▶ Recorded data:
###

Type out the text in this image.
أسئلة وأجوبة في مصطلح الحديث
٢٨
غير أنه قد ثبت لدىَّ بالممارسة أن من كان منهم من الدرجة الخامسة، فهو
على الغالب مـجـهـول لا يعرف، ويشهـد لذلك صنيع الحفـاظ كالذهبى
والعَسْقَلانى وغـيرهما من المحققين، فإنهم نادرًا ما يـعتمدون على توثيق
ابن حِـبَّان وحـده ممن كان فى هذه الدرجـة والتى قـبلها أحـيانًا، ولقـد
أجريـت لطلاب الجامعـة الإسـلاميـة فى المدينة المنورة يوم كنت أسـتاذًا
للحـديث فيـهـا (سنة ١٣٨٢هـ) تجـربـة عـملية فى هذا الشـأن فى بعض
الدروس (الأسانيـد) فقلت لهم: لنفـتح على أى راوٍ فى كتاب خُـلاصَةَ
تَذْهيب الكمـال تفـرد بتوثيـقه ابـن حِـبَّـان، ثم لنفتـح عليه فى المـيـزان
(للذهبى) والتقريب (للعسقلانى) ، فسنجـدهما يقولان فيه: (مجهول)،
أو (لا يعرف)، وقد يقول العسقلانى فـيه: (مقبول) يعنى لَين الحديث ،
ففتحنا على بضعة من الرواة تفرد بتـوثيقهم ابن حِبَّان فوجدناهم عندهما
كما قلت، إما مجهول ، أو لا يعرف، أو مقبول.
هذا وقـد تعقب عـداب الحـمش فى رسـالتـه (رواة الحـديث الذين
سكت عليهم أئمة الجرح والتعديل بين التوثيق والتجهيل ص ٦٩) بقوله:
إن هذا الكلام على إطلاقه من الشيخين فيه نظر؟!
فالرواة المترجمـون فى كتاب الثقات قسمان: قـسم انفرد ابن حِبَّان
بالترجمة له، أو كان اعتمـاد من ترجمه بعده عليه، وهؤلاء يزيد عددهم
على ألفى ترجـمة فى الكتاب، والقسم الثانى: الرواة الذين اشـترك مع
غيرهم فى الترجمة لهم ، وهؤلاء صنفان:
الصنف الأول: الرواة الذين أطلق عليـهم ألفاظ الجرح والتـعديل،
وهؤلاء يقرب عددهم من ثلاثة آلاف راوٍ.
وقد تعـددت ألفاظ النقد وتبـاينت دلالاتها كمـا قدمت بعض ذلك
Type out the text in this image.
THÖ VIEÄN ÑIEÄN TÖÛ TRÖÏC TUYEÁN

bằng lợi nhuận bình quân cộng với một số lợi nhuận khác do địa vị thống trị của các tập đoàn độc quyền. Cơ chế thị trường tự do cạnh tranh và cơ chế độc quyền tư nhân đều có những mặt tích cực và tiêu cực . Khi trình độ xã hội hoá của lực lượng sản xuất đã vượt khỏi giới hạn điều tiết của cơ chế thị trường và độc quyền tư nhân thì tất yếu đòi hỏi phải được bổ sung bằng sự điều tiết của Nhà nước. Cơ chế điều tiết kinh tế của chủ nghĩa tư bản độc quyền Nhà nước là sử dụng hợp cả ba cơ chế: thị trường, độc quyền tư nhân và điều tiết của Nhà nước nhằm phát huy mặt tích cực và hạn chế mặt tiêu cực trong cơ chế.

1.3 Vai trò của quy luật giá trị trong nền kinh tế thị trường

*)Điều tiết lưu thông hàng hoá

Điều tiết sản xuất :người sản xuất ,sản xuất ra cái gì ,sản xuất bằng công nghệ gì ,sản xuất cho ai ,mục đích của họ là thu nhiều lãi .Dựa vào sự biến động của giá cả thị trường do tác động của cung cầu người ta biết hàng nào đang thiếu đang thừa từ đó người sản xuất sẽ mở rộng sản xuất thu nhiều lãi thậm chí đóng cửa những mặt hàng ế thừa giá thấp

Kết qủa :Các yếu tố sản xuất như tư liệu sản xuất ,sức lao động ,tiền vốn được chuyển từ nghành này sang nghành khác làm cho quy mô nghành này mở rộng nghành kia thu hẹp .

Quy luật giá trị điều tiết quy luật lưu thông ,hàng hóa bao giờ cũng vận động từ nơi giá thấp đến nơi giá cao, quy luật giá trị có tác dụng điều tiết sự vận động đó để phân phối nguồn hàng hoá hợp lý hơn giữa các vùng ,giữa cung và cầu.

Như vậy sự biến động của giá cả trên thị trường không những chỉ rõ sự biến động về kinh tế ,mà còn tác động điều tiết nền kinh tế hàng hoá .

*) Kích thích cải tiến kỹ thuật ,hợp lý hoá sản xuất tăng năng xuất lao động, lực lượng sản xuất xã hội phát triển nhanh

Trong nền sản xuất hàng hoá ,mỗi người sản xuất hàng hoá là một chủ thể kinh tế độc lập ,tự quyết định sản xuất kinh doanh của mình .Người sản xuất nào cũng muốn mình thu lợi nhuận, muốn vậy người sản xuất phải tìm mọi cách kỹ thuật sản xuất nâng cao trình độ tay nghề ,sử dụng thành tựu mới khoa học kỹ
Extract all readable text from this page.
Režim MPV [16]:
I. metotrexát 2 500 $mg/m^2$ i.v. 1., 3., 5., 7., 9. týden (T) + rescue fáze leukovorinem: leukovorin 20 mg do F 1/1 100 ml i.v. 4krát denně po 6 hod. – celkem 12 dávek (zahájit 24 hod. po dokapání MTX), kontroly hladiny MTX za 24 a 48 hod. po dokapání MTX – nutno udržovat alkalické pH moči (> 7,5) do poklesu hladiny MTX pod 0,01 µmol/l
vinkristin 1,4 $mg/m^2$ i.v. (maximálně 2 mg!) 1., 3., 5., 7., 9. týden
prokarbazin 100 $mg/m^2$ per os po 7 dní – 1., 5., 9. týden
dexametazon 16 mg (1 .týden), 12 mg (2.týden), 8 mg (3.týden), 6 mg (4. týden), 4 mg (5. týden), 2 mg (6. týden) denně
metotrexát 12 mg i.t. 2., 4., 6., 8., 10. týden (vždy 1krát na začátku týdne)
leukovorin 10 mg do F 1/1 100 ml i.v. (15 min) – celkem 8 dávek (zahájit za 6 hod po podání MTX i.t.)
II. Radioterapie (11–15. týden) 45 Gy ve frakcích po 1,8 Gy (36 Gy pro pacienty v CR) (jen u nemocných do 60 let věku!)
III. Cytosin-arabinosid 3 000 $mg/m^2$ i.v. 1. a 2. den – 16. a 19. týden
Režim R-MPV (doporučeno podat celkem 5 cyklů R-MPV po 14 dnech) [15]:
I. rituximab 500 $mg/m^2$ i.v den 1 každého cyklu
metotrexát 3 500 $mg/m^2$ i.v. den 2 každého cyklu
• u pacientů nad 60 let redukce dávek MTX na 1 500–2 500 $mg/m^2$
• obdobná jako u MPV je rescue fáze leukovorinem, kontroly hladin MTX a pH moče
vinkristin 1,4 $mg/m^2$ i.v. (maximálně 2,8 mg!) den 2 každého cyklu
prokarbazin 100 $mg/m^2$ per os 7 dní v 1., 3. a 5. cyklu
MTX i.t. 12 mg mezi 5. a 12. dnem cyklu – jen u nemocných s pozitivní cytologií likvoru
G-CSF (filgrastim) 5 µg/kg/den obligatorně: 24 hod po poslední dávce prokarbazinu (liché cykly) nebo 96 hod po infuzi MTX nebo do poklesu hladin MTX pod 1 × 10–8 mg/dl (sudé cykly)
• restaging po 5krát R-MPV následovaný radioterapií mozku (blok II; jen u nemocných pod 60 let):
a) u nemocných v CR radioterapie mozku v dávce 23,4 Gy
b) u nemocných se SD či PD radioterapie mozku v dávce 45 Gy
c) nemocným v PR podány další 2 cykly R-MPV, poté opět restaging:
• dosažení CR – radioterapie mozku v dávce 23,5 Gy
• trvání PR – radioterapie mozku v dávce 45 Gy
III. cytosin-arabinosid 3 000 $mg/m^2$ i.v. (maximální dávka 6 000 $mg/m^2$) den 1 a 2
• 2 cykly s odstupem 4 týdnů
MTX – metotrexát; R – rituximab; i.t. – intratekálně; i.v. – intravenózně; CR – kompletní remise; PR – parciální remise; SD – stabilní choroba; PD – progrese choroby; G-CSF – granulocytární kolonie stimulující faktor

###

▶ Goal: Show the lines that mention the word "biến".

▶ Final result:
Điều tiết sản xuất :người sản xuất ,sản xuất ra cái gì ,sản xuất bằng công nghệ gì ,sản xuất cho ai ,mục đích của họ là thu nhiều lãi .Dựa vào sự biến động của giá cả thị trường do tác động của cung cầu người ta biết hàng nào đang thiếu đang thừa từ đó người sản xuất sẽ mở rộng sản xuất thu nhiều lãi thậm chí đóng cửa những mặt hàng ế thừa giá thấp
Như vậy sự biến động của giá cả trên thị trường không những chỉ rõ sự biến động về kinh tế ,mà còn tác động điều tiết nền kinh tế hàng hoá .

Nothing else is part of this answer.